PROBLEM TO SOLVE: Set out each line from the following listing that includes the word "PRODUCTOS".

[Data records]
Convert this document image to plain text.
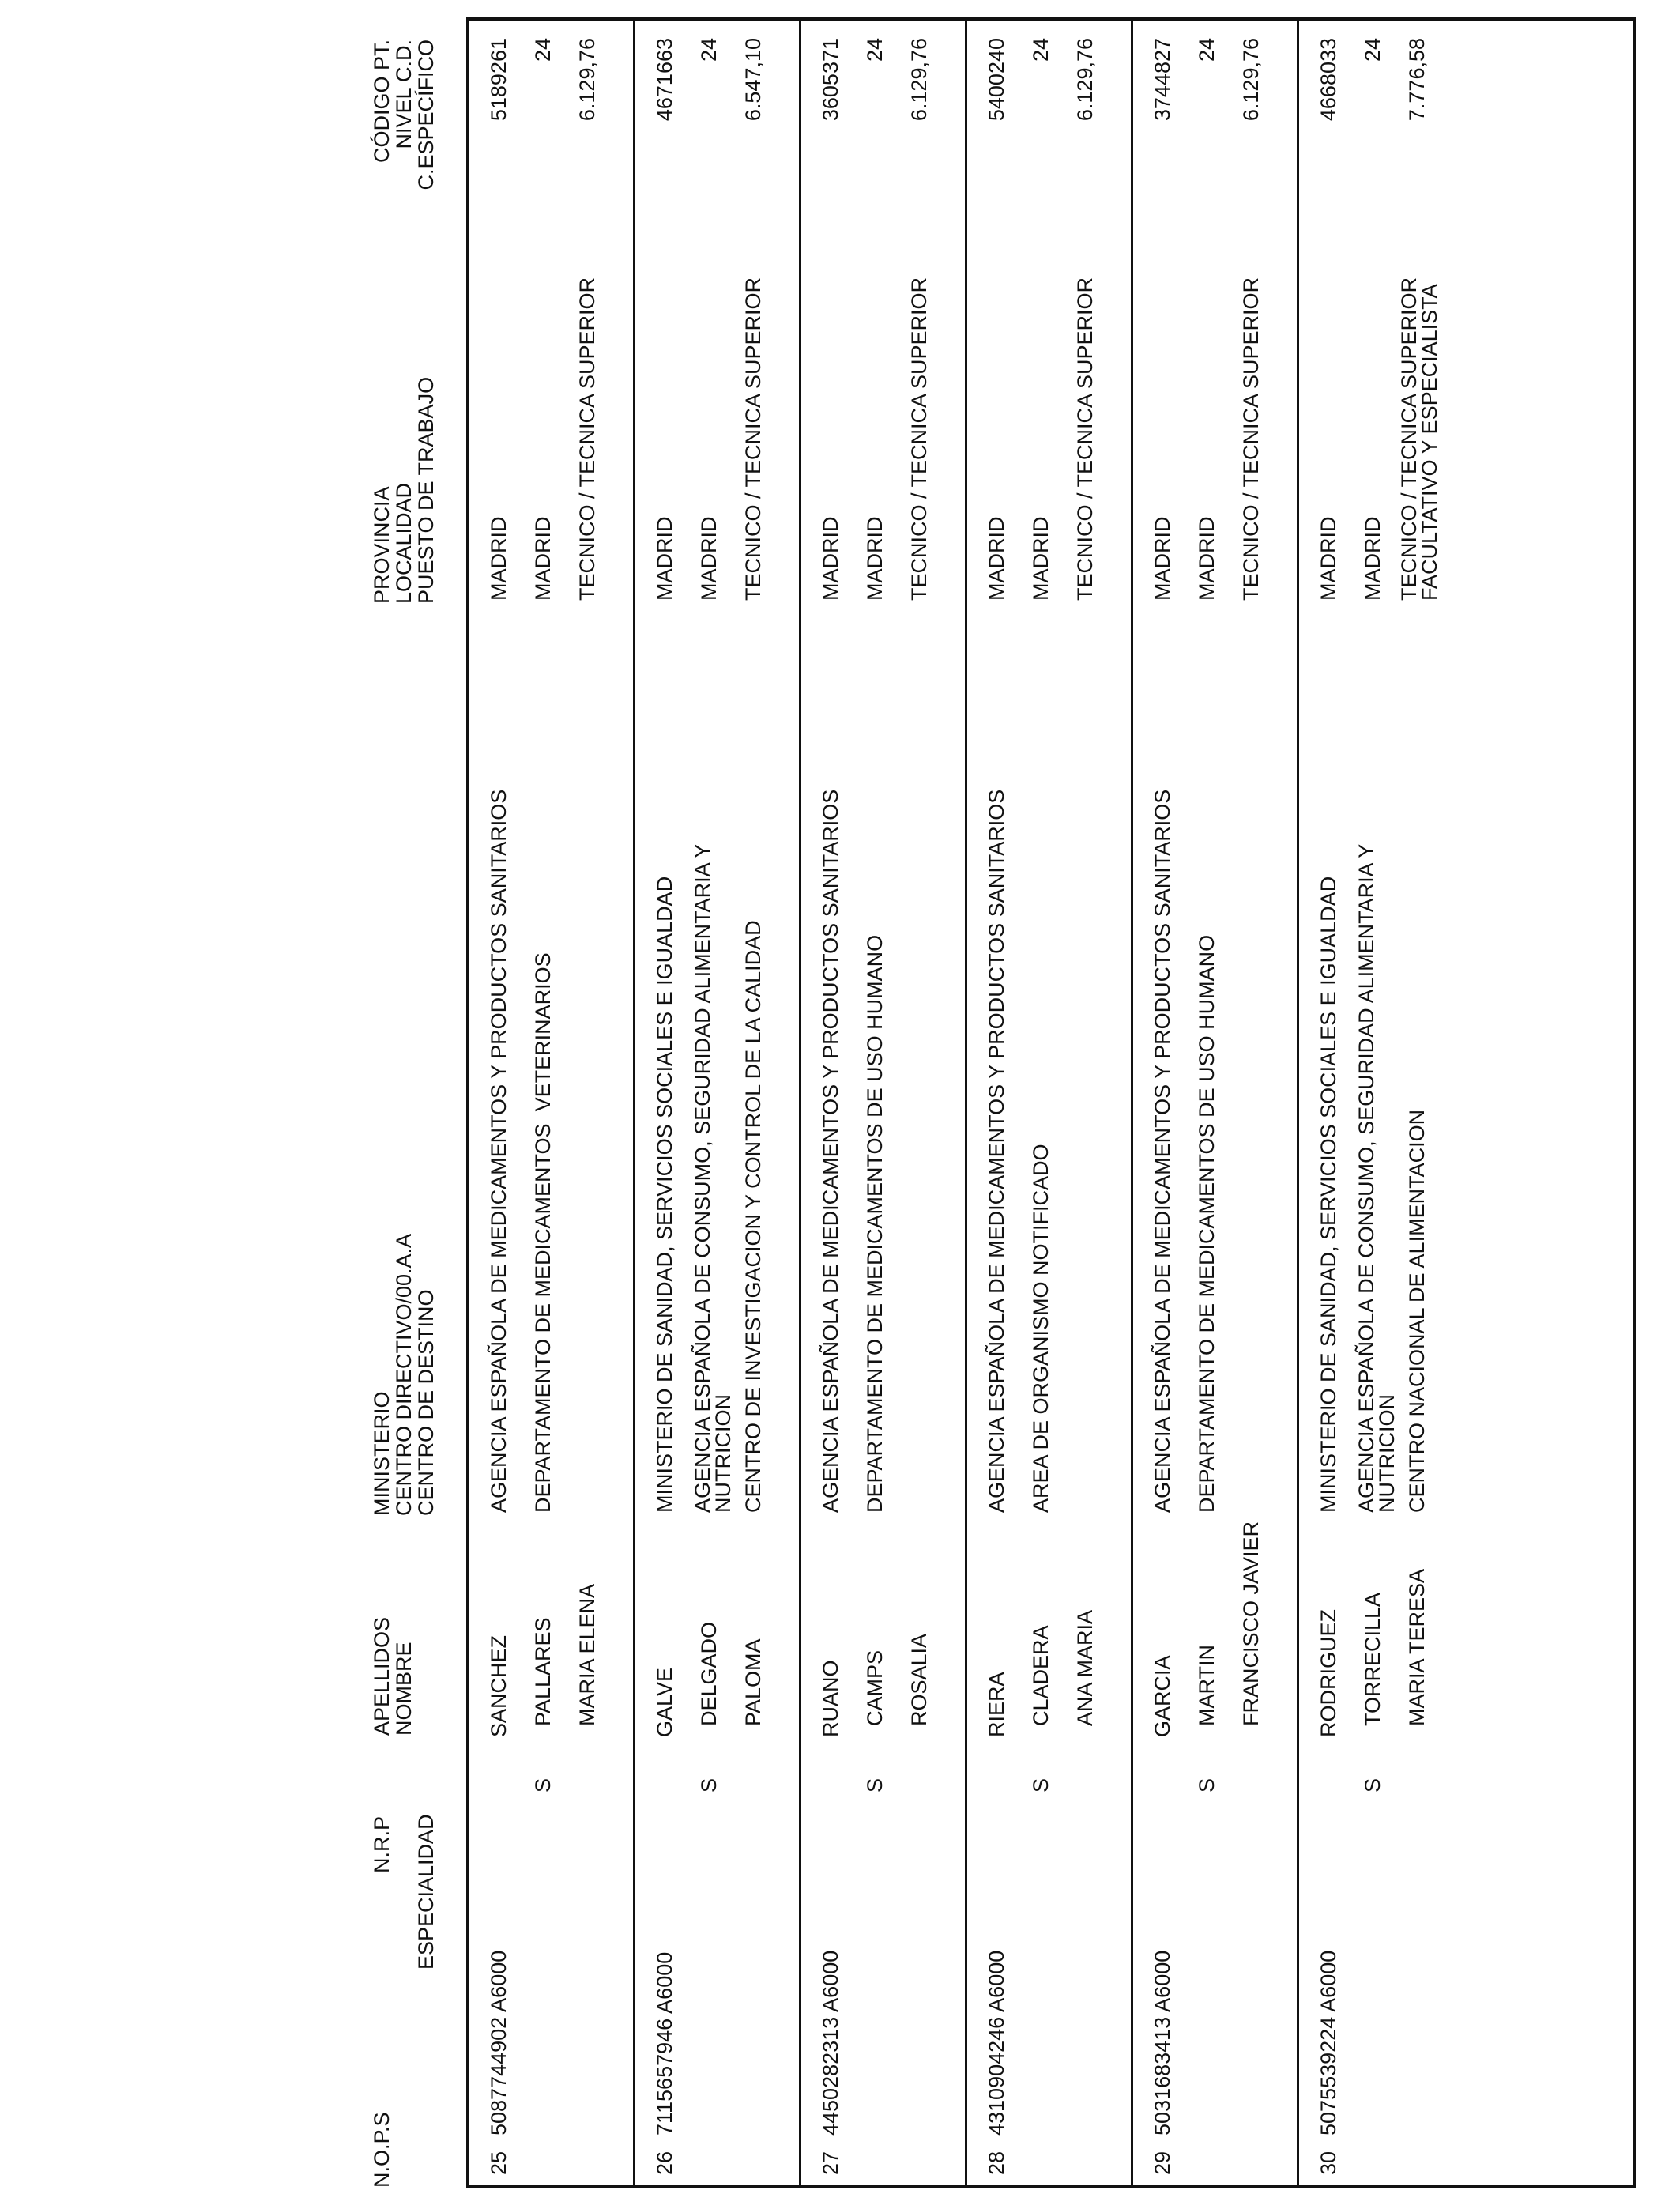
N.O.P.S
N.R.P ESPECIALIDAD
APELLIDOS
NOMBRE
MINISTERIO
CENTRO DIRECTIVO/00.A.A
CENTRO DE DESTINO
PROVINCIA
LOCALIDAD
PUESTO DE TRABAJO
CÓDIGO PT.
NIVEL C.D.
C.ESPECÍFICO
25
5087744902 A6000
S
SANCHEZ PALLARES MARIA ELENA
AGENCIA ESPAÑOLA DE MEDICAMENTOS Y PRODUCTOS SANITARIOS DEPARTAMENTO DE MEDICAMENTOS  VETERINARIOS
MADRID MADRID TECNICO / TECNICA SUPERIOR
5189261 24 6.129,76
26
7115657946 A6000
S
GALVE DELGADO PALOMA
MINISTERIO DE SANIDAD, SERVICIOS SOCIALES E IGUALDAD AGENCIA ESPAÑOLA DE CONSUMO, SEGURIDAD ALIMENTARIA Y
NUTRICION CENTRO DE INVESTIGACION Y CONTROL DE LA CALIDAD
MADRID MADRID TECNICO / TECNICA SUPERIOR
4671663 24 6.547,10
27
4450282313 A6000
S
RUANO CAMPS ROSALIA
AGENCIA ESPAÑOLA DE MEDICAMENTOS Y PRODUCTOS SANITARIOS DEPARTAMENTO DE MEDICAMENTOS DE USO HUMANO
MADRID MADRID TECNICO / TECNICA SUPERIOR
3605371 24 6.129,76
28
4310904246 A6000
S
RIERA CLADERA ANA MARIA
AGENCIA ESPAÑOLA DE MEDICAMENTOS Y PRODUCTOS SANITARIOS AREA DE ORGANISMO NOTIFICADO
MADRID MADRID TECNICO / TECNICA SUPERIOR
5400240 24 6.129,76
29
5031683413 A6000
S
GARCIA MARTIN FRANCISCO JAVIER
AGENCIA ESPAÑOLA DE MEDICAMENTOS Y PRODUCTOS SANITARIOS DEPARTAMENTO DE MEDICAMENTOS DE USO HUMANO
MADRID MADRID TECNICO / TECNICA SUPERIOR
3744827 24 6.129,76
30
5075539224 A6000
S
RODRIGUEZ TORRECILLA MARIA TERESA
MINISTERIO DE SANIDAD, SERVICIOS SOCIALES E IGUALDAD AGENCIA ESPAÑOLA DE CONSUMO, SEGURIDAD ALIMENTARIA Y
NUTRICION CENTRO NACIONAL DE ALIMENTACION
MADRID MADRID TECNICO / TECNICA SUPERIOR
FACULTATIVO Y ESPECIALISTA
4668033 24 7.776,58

RESPONSE TO THIS EXERCISE:
AGENCIA ESPAÑOLA DE MEDICAMENTOS Y PRODUCTOS SANITARIOS DEPARTAMENTO DE MEDICAMENTOS  VETERINARIOS
AGENCIA ESPAÑOLA DE MEDICAMENTOS Y PRODUCTOS SANITARIOS DEPARTAMENTO DE MEDICAMENTOS DE USO HUMANO
AGENCIA ESPAÑOLA DE MEDICAMENTOS Y PRODUCTOS SANITARIOS AREA DE ORGANISMO NOTIFICADO
AGENCIA ESPAÑOLA DE MEDICAMENTOS Y PRODUCTOS SANITARIOS DEPARTAMENTO DE MEDICAMENTOS DE USO HUMANO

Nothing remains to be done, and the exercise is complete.